Filter these entries, keeping only lines that hold the word "Total".
*** INPUT DATA ***
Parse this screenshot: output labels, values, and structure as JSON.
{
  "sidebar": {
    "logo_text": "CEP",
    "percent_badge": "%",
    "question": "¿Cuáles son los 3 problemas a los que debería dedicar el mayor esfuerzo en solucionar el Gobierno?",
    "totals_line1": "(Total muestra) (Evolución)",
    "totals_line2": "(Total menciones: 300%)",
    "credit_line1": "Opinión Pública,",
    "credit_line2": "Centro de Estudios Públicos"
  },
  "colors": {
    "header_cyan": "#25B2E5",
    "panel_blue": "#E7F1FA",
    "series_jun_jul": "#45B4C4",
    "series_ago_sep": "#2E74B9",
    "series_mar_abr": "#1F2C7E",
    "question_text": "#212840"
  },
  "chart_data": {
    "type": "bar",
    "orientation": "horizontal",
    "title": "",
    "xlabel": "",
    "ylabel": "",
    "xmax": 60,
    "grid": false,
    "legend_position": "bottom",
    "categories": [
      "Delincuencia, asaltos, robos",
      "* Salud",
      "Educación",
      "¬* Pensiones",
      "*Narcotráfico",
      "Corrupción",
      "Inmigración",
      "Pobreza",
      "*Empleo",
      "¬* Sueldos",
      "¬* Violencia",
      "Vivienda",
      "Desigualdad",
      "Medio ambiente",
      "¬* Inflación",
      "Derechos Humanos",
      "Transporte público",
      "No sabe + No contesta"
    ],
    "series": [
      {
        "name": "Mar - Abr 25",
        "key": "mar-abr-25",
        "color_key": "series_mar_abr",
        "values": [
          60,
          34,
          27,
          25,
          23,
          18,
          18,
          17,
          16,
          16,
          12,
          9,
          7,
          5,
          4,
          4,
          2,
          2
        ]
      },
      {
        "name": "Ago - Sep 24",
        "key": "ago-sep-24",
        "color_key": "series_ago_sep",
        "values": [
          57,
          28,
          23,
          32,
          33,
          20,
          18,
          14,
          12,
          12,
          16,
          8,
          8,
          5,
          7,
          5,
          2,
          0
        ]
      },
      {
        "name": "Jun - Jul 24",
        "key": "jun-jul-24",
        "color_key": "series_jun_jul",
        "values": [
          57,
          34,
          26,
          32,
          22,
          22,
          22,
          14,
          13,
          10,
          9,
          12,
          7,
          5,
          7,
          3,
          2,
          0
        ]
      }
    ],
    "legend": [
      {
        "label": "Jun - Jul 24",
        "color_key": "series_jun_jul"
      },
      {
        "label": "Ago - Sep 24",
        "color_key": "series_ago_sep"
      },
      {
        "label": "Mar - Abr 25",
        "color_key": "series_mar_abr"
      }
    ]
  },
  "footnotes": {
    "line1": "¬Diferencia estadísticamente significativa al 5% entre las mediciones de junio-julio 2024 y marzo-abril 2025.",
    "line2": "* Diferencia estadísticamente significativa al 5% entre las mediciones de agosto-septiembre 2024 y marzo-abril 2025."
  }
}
***
SOLUTION TO THE PROBLEM
    "totals_line1": "(Total muestra) (Evolución)",
    "totals_line2": "(Total menciones: 300%)",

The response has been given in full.